Repeat the records verbatim and leave the pictures out of your copy.

(Stored records)
[Begin]

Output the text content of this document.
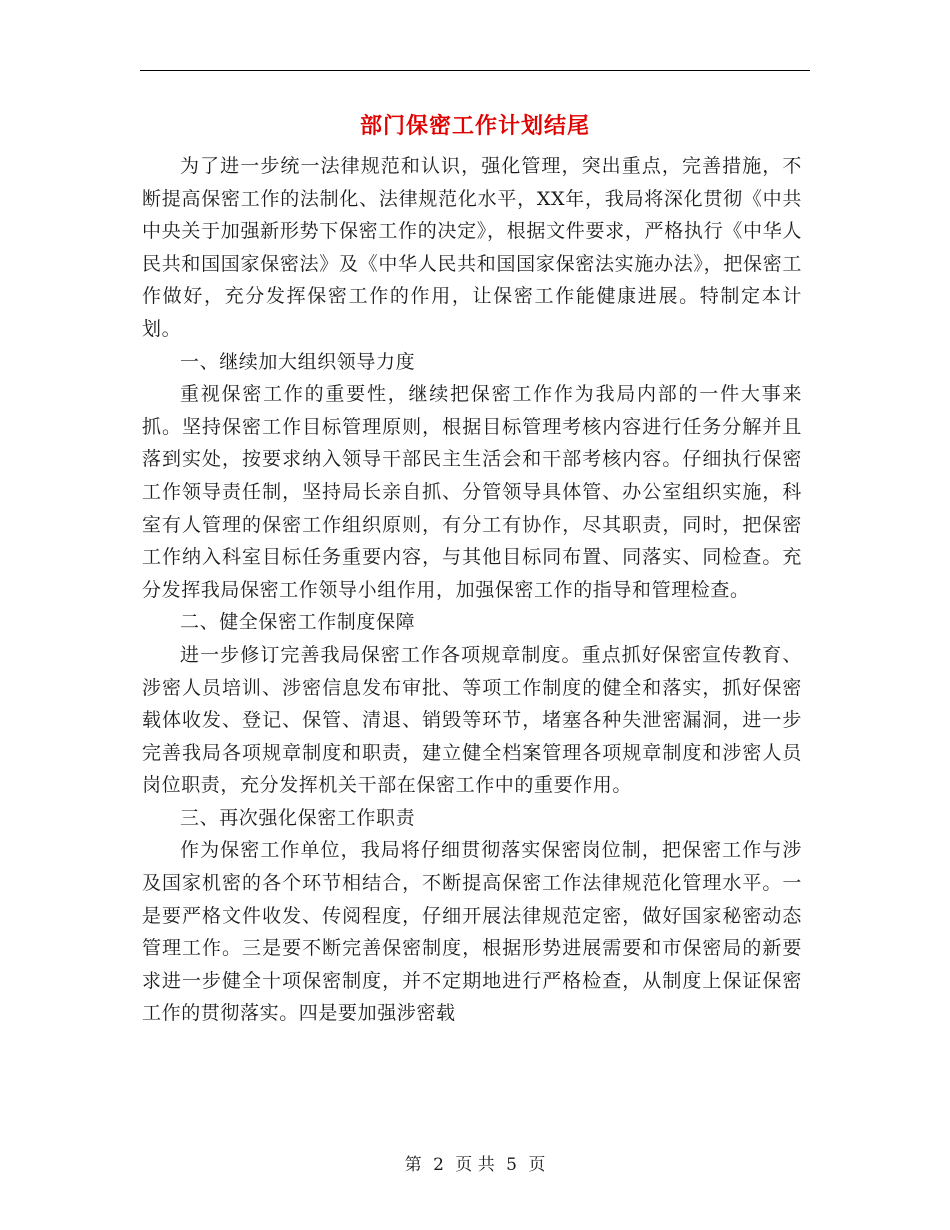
部门保密工作计划结尾

为了进一步统一法律规范和认识，强化管理，突出重点，完善措施，不断提高保密工作的法制化、法律规范化水平，XX年，我局将深化贯彻《中共中央关于加强新形势下保密工作的决定》，根据文件要求，严格执行《中华人民共和国国家保密法》及《中华人民共和国国家保密法实施办法》，把保密工作做好，充分发挥保密工作的作用，让保密工作能健康进展。特制定本计划。

一、继续加大组织领导力度

重视保密工作的重要性，继续把保密工作作为我局内部的一件大事来抓。坚持保密工作目标管理原则，根据目标管理考核内容进行任务分解并且落到实处，按要求纳入领导干部民主生活会和干部考核内容。仔细执行保密工作领导责任制，坚持局长亲自抓、分管领导具体管、办公室组织实施，科室有人管理的保密工作组织原则，有分工有协作，尽其职责，同时，把保密工作纳入科室目标任务重要内容，与其他目标同布置、同落实、同检查。充分发挥我局保密工作领导小组作用，加强保密工作的指导和管理检查。

二、健全保密工作制度保障

进一步修订完善我局保密工作各项规章制度。重点抓好保密宣传教育、涉密人员培训、涉密信息发布审批、等项工作制度的健全和落实，抓好保密载体收发、登记、保管、清退、销毁等环节，堵塞各种失泄密漏洞，进一步完善我局各项规章制度和职责，建立健全档案管理各项规章制度和涉密人员岗位职责，充分发挥机关干部在保密工作中的重要作用。

三、再次强化保密工作职责

作为保密工作单位，我局将仔细贯彻落实保密岗位制，把保密工作与涉及国家机密的各个环节相结合，不断提高保密工作法律规范化管理水平。一是要严格文件收发、传阅程度，仔细开展法律规范定密，做好国家秘密动态管理工作。三是要不断完善保密制度，根据形势进展需要和市保密局的新要求进一步健全十项保密制度，并不定期地进行严格检查，从制度上保证保密工作的贯彻落实。四是要加强涉密载

第 2 页 共 5 页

[End]

- FINAL RESULT:
Output the text content of this document.
部门保密工作计划结尾

为了进一步统一法律规范和认识，强化管理，突出重点，完善措施，不断提高保密工作的法制化、法律规范化水平，XX年，我局将深化贯彻《中共中央关于加强新形势下保密工作的决定》，根据文件要求，严格执行《中华人民共和国国家保密法》及《中华人民共和国国家保密法实施办法》，把保密工作做好，充分发挥保密工作的作用，让保密工作能健康进展。特制定本计划。

一、继续加大组织领导力度

重视保密工作的重要性，继续把保密工作作为我局内部的一件大事来抓。坚持保密工作目标管理原则，根据目标管理考核内容进行任务分解并且落到实处，按要求纳入领导干部民主生活会和干部考核内容。仔细执行保密工作领导责任制，坚持局长亲自抓、分管领导具体管、办公室组织实施，科室有人管理的保密工作组织原则，有分工有协作，尽其职责，同时，把保密工作纳入科室目标任务重要内容，与其他目标同布置、同落实、同检查。充分发挥我局保密工作领导小组作用，加强保密工作的指导和管理检查。

二、健全保密工作制度保障

进一步修订完善我局保密工作各项规章制度。重点抓好保密宣传教育、涉密人员培训、涉密信息发布审批、等项工作制度的健全和落实，抓好保密载体收发、登记、保管、清退、销毁等环节，堵塞各种失泄密漏洞，进一步完善我局各项规章制度和职责，建立健全档案管理各项规章制度和涉密人员岗位职责，充分发挥机关干部在保密工作中的重要作用。

三、再次强化保密工作职责

作为保密工作单位，我局将仔细贯彻落实保密岗位制，把保密工作与涉及国家机密的各个环节相结合，不断提高保密工作法律规范化管理水平。一是要严格文件收发、传阅程度，仔细开展法律规范定密，做好国家秘密动态管理工作。三是要不断完善保密制度，根据形势进展需要和市保密局的新要求进一步健全十项保密制度，并不定期地进行严格检查，从制度上保证保密工作的贯彻落实。四是要加强涉密载

第 2 页 共 5 页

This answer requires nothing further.